Answer with one number: how many lines hold "this".

═══ Task material ═══

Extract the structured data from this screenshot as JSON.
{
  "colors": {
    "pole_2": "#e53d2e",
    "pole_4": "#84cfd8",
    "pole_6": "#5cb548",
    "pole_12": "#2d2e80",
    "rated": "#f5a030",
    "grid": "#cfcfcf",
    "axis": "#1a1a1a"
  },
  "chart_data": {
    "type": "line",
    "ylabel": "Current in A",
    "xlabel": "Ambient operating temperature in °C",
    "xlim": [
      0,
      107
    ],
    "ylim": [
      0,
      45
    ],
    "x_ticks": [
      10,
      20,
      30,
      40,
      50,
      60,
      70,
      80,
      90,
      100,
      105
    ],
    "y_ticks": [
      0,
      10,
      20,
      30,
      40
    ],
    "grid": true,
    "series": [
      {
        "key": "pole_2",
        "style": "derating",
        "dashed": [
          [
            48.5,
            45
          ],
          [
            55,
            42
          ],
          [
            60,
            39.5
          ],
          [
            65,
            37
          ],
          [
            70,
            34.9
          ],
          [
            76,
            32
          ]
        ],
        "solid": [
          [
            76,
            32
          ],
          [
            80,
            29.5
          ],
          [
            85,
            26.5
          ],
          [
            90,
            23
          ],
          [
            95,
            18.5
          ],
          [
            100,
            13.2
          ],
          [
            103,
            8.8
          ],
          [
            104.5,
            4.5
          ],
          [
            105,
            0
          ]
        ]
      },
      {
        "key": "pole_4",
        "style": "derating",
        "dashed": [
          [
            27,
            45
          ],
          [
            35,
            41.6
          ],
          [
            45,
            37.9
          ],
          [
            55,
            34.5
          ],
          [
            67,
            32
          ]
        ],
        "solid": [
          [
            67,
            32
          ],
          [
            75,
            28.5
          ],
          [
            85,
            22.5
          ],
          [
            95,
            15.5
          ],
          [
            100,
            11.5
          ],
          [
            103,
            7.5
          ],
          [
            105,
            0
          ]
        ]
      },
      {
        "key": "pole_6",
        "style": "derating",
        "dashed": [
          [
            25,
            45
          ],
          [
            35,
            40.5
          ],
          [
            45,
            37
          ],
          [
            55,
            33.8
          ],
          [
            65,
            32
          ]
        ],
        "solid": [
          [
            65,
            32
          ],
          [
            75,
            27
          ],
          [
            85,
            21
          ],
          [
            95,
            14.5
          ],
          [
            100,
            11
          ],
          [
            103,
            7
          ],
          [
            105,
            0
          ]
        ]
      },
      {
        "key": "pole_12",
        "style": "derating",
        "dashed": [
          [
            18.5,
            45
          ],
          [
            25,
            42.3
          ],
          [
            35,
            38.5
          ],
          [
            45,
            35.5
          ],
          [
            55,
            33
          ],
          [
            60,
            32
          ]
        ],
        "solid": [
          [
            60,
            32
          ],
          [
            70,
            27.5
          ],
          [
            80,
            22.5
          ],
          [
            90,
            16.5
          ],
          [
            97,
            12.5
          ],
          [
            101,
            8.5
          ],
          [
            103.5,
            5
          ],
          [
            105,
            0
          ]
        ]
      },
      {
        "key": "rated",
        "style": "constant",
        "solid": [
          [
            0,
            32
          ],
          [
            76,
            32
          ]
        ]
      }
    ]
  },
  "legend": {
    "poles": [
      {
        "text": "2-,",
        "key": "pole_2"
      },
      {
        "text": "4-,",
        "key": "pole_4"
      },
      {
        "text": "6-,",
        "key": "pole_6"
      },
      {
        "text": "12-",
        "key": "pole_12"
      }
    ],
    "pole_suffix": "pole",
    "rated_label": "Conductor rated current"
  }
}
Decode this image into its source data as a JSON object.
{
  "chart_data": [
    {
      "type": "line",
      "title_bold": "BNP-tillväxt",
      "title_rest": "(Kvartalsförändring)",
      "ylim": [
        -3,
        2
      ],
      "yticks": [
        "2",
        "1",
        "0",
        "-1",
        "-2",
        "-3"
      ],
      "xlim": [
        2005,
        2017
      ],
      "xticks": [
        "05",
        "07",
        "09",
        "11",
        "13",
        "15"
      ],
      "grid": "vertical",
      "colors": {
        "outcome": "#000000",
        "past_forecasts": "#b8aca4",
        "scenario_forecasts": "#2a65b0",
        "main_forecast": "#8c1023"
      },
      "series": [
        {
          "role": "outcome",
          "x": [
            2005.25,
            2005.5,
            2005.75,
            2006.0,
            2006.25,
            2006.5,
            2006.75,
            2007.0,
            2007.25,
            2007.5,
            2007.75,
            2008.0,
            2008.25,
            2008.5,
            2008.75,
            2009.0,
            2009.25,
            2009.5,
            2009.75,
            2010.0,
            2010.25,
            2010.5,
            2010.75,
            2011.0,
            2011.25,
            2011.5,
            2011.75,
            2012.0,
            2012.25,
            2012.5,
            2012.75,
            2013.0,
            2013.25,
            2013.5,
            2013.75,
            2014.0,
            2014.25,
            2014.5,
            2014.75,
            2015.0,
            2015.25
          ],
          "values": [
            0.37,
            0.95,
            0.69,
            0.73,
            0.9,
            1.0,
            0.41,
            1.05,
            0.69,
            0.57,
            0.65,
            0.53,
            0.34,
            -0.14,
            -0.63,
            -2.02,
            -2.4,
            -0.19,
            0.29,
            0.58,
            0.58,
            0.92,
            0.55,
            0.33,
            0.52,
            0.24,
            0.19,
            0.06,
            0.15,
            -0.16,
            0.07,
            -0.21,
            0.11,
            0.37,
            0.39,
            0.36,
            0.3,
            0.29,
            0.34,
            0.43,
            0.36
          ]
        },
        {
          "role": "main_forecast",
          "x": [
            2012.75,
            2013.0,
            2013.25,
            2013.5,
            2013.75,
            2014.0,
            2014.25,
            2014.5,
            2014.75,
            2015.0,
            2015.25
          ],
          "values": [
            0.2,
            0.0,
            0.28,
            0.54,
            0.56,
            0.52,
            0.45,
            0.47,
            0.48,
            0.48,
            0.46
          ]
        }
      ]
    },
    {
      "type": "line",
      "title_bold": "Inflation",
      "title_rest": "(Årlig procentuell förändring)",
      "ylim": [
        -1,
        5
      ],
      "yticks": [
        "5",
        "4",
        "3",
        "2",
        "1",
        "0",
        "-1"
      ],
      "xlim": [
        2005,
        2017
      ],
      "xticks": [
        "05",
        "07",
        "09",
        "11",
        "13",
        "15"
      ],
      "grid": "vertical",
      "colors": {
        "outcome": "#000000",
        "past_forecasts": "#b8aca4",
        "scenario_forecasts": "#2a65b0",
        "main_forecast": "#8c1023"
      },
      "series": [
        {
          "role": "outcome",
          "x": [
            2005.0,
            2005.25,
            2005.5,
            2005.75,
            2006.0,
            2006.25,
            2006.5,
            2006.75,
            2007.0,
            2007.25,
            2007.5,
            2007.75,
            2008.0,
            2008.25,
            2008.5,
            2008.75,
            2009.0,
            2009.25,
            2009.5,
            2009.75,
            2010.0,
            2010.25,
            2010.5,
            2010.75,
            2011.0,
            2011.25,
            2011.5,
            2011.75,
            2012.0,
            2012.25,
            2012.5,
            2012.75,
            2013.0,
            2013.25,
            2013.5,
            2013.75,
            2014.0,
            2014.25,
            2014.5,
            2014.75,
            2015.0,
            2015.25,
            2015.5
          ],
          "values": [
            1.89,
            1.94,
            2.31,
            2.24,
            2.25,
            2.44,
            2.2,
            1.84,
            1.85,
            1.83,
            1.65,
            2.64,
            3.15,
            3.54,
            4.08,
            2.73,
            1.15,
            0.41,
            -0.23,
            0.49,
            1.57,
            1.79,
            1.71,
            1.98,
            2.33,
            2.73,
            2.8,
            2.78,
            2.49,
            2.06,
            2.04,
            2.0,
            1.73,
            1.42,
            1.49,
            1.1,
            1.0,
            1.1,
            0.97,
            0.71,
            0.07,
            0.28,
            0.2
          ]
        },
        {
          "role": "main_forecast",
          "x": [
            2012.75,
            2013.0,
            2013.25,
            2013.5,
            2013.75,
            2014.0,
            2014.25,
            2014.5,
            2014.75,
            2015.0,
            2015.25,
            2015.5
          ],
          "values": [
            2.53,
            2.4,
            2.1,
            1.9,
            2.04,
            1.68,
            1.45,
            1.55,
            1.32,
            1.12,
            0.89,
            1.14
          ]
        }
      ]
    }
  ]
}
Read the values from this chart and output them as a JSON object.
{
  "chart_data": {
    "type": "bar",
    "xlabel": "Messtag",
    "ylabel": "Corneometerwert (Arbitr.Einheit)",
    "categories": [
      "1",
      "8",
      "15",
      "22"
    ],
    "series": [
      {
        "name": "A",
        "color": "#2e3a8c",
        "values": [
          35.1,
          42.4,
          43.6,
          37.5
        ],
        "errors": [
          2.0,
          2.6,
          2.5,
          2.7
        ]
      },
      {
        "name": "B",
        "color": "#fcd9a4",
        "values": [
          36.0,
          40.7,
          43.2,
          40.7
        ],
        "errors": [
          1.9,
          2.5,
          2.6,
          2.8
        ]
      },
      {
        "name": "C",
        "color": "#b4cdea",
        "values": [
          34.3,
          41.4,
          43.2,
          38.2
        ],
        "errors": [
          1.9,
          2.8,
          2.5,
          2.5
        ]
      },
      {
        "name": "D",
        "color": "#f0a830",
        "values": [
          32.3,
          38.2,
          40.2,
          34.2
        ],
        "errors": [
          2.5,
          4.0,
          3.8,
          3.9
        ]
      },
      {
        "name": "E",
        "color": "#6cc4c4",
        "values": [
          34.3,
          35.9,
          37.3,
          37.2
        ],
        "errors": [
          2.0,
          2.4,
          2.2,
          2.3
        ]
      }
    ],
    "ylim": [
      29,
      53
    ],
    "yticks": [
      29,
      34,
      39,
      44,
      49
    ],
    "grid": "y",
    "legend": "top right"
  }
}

═══

[The reply]: 3